%%

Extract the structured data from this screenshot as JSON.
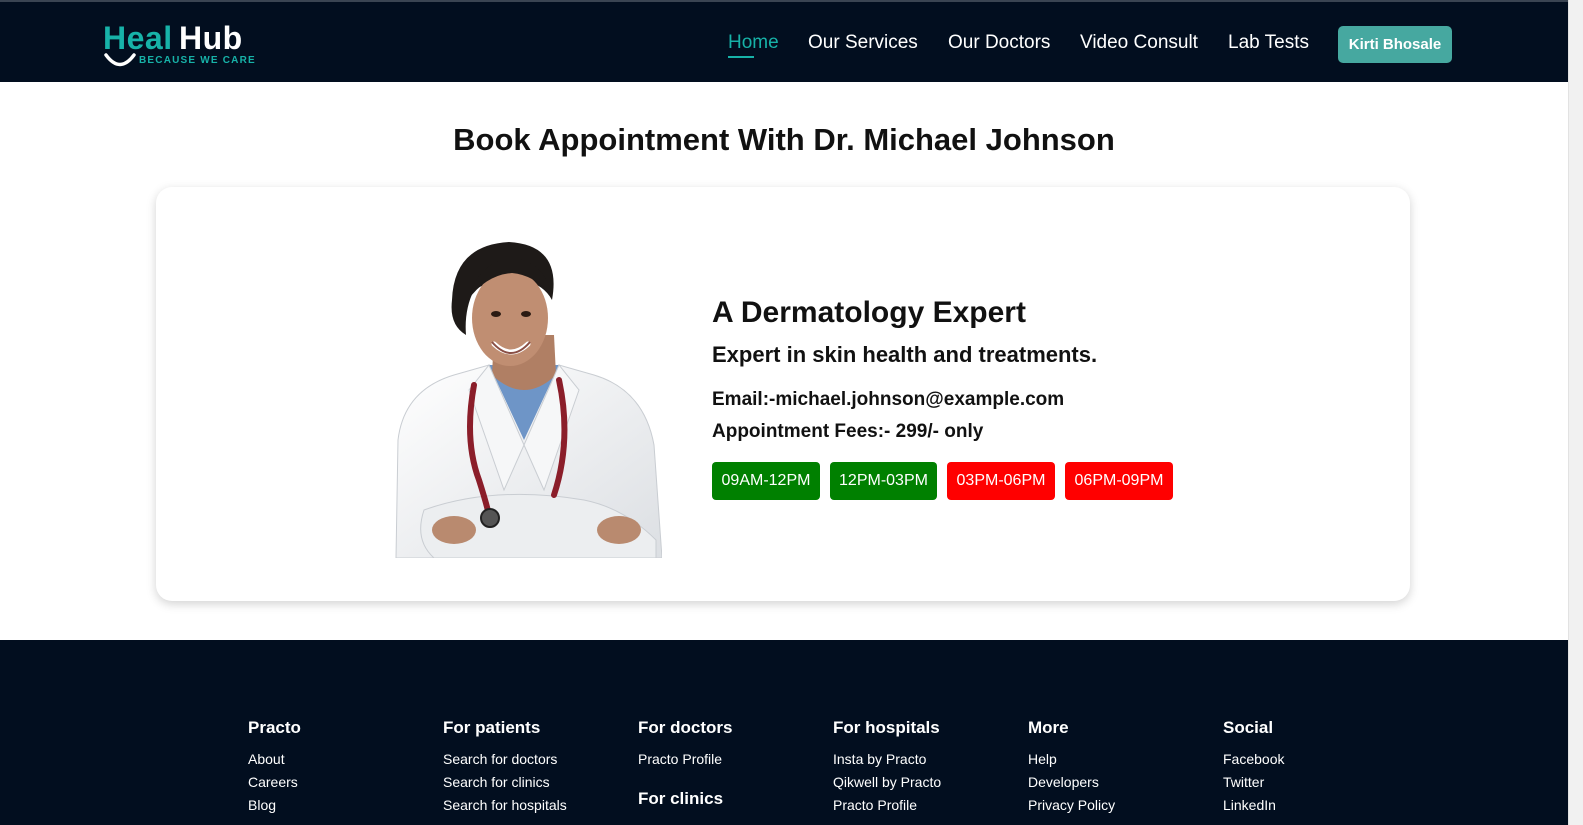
{
  "brand": {
    "name_part1": "Heal",
    "name_part2": "Hub",
    "tagline": "BECAUSE WE CARE",
    "accent": "#17b2a8"
  },
  "nav": {
    "items": [
      "Home",
      "Our Services",
      "Our Doctors",
      "Video Consult",
      "Lab Tests"
    ],
    "active": "Home",
    "user_button": "Kirti Bhosale"
  },
  "page": {
    "title": "Book Appointment With Dr. Michael Johnson"
  },
  "doctor": {
    "specialty": "A Dermatology Expert",
    "description": "Expert in skin health and treatments.",
    "email_line": "Email:-michael.johnson@example.com",
    "fees_line": "Appointment Fees:- 299/- only",
    "photo": "doctor-photo"
  },
  "slots": [
    {
      "label": "09AM-12PM",
      "status": "available",
      "color": "#008000"
    },
    {
      "label": "12PM-03PM",
      "status": "available",
      "color": "#008000"
    },
    {
      "label": "03PM-06PM",
      "status": "booked",
      "color": "#ff0000"
    },
    {
      "label": "06PM-09PM",
      "status": "booked",
      "color": "#ff0000"
    }
  ],
  "footer": {
    "practo": {
      "title": "Practo",
      "links": [
        "About",
        "Careers",
        "Blog"
      ]
    },
    "patients": {
      "title": "For patients",
      "links": [
        "Search for doctors",
        "Search for clinics",
        "Search for hospitals"
      ]
    },
    "doctors": {
      "title": "For doctors",
      "links": [
        "Practo Profile"
      ]
    },
    "clinics": {
      "title": "For clinics"
    },
    "hospitals": {
      "title": "For hospitals",
      "links": [
        "Insta by Practo",
        "Qikwell by Practo",
        "Practo Profile"
      ]
    },
    "more": {
      "title": "More",
      "links": [
        "Help",
        "Developers",
        "Privacy Policy"
      ]
    },
    "social": {
      "title": "Social",
      "links": [
        "Facebook",
        "Twitter",
        "LinkedIn"
      ]
    }
  }
}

%%

• _Your assignment_: Search the material above for "Expert". Copy each line that has it.

• _Answer below_:
    "specialty": "A Dermatology Expert",
    "description": "Expert in skin health and treatments.",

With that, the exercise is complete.